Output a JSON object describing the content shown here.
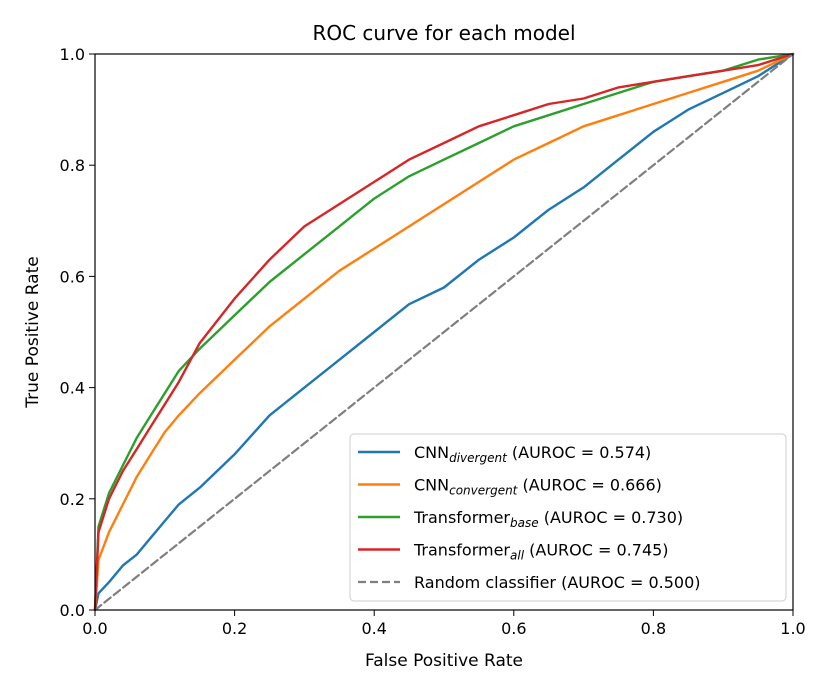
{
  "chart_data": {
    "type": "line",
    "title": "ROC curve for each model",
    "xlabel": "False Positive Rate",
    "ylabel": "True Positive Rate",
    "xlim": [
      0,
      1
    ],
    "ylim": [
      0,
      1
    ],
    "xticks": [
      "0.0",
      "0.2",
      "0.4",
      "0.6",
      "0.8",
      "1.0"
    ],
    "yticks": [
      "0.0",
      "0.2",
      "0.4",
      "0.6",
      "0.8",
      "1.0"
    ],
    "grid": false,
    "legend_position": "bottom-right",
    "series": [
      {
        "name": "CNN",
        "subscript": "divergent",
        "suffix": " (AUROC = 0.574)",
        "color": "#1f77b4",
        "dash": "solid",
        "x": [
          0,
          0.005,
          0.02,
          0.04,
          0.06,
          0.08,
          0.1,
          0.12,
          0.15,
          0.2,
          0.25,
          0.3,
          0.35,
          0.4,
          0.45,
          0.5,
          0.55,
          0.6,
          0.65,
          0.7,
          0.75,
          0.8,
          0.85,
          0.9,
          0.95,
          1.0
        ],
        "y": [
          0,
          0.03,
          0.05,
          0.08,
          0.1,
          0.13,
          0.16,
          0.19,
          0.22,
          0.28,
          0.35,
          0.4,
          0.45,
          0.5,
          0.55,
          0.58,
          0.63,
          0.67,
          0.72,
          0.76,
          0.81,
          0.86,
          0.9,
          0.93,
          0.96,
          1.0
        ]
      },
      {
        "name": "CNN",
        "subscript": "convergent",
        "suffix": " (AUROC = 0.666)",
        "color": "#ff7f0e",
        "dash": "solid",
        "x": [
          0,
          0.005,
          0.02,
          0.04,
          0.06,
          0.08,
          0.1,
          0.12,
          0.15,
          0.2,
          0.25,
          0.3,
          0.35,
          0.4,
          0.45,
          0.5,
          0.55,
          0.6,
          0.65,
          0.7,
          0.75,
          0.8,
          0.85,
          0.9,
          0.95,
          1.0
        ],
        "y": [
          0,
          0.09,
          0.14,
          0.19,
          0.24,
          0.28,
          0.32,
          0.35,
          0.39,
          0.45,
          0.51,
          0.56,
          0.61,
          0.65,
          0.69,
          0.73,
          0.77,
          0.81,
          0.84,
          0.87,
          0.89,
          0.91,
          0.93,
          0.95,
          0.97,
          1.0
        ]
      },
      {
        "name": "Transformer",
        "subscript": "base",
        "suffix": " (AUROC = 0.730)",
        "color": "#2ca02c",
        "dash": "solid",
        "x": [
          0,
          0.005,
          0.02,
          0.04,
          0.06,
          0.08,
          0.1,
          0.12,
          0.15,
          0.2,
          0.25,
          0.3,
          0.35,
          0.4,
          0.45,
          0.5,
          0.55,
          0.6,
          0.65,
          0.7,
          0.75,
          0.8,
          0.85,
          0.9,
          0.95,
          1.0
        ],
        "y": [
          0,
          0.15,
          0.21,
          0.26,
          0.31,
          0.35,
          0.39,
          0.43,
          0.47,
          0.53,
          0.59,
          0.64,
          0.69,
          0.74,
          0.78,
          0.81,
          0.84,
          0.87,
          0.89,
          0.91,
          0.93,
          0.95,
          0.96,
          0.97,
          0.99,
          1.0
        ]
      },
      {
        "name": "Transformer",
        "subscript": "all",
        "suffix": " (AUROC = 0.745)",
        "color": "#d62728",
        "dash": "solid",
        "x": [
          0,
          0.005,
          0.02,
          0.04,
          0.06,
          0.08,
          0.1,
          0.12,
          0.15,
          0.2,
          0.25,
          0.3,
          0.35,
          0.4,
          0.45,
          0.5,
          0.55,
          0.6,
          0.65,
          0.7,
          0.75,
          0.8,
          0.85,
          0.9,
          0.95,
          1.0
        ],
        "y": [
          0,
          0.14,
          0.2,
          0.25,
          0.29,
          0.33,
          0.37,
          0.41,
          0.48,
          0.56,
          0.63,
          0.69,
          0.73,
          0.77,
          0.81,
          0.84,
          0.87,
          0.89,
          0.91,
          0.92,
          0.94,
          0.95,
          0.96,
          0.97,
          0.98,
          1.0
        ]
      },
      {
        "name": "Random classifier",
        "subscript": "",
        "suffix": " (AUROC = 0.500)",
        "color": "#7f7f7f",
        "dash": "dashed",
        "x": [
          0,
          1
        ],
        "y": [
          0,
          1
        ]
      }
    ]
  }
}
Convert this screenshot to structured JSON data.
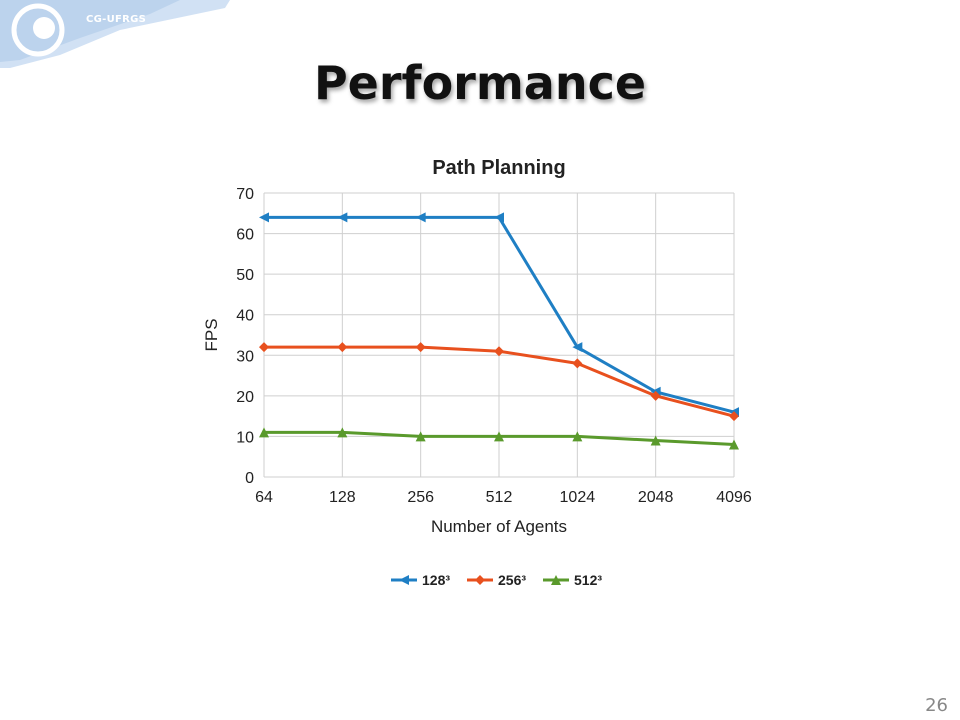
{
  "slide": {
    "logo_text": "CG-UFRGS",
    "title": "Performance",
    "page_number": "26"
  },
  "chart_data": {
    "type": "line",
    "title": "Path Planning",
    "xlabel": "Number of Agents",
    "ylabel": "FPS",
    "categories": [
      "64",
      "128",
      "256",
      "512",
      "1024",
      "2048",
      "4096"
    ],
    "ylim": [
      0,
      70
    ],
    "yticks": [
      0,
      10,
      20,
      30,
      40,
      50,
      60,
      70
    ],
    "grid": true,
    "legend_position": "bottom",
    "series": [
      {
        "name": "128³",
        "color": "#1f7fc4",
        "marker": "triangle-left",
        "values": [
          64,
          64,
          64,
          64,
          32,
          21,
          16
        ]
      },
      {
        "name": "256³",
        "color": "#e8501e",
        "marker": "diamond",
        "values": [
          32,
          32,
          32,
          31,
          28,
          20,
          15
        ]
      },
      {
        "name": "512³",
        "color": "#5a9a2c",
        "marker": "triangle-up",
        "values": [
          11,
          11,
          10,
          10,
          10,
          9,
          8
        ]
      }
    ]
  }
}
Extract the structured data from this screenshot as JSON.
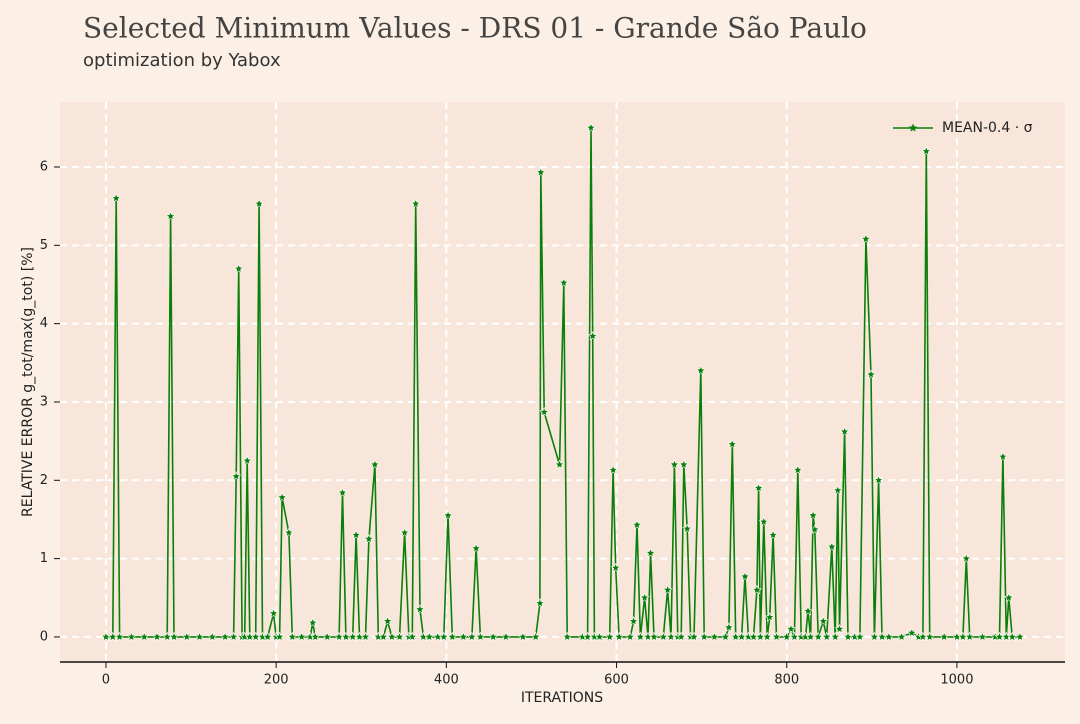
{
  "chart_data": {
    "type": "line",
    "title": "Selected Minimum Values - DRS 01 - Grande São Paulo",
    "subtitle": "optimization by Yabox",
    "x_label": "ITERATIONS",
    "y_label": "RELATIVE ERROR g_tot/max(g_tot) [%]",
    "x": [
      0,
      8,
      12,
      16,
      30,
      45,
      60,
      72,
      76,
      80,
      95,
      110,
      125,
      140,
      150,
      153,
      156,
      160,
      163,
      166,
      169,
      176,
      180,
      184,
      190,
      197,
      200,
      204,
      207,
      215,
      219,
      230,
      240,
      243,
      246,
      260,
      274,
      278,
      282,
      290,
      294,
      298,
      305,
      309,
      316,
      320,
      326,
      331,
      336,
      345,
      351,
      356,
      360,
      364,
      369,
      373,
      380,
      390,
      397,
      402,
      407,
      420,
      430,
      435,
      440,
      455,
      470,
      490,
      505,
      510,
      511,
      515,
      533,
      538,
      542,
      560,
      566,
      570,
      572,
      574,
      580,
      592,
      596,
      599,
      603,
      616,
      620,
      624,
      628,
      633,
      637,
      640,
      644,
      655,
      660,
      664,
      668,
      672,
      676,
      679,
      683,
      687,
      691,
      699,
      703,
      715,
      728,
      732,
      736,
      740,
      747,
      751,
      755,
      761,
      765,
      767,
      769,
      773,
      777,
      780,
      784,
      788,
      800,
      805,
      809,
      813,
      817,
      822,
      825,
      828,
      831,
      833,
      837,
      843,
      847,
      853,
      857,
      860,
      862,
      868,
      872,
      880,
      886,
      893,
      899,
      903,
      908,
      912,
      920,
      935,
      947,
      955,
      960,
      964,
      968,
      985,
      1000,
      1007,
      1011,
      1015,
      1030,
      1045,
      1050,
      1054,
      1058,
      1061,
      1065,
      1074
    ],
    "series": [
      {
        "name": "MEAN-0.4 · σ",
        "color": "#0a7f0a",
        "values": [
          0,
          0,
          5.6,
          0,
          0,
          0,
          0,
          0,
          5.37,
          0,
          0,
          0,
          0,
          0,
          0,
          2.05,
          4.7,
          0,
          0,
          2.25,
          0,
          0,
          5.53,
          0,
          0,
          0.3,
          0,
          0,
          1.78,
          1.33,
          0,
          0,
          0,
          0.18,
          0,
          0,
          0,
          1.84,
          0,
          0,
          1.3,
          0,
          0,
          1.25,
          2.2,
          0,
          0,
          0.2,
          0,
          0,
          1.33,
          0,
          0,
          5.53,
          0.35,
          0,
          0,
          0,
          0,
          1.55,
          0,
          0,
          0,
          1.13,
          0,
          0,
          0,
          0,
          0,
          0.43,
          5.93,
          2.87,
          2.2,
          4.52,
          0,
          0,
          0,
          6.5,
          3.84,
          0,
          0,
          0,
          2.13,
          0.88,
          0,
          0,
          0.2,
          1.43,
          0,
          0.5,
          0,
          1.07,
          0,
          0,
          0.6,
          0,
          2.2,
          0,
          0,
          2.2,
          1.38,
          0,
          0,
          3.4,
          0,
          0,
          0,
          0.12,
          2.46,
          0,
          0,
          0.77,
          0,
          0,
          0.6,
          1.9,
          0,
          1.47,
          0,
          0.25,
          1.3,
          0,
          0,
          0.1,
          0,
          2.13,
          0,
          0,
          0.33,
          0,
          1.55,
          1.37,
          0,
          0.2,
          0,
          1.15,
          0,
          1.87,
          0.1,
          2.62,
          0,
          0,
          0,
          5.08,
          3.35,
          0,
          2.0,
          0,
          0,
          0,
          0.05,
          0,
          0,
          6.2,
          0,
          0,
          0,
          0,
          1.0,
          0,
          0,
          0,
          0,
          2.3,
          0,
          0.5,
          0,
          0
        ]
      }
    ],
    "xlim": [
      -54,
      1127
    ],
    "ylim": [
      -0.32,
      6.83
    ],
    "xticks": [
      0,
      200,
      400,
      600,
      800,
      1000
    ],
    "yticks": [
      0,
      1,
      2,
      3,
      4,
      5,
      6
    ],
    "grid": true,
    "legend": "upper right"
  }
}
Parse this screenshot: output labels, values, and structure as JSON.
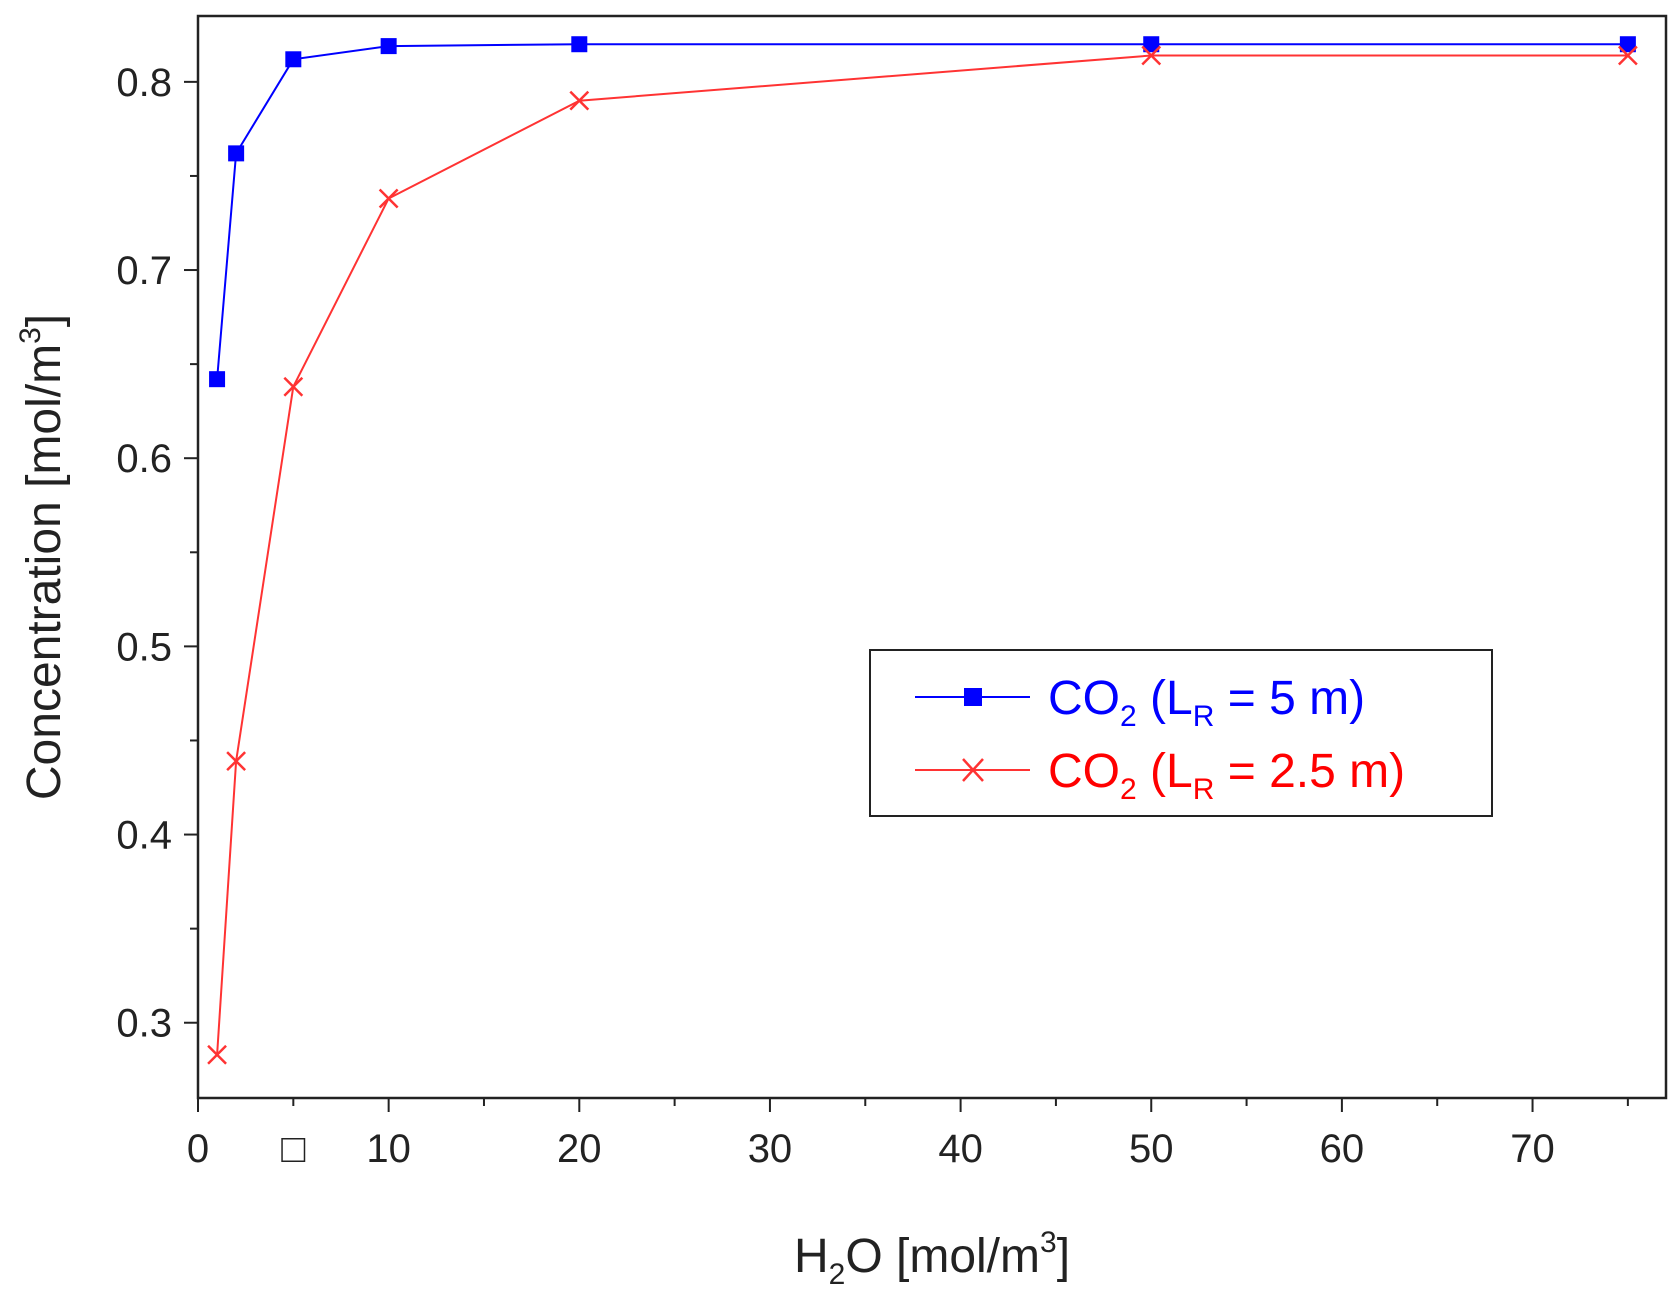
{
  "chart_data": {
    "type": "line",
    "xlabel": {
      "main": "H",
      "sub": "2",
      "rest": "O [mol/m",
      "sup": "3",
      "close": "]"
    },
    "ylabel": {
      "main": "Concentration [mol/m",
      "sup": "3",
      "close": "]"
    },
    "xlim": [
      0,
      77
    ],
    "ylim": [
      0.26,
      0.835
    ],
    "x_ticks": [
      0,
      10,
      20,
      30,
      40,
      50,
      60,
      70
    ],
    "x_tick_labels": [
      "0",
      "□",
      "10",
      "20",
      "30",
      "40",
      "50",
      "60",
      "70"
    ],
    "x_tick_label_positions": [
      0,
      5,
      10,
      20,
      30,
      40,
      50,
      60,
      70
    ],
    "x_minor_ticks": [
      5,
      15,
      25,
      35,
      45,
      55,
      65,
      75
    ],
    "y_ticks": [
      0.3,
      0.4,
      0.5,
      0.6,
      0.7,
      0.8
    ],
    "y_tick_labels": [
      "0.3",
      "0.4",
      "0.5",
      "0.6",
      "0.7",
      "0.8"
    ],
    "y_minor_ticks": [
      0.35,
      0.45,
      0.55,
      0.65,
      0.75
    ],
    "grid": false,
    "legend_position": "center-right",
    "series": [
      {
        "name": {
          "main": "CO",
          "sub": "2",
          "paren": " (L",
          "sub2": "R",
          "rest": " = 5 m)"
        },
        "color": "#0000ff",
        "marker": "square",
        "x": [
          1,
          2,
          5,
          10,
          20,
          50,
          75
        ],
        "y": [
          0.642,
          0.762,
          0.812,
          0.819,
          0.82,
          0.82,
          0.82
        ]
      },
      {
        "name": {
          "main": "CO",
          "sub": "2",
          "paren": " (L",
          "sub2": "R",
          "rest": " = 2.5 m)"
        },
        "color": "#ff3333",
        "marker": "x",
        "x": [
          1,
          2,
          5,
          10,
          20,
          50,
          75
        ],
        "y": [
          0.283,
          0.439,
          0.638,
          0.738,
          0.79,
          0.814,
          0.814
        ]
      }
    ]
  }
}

========

# [What this task involves]
Using the entries above, tally how many lines have the word "bottom" in them; write the number and nothing more.

# [Result below]
2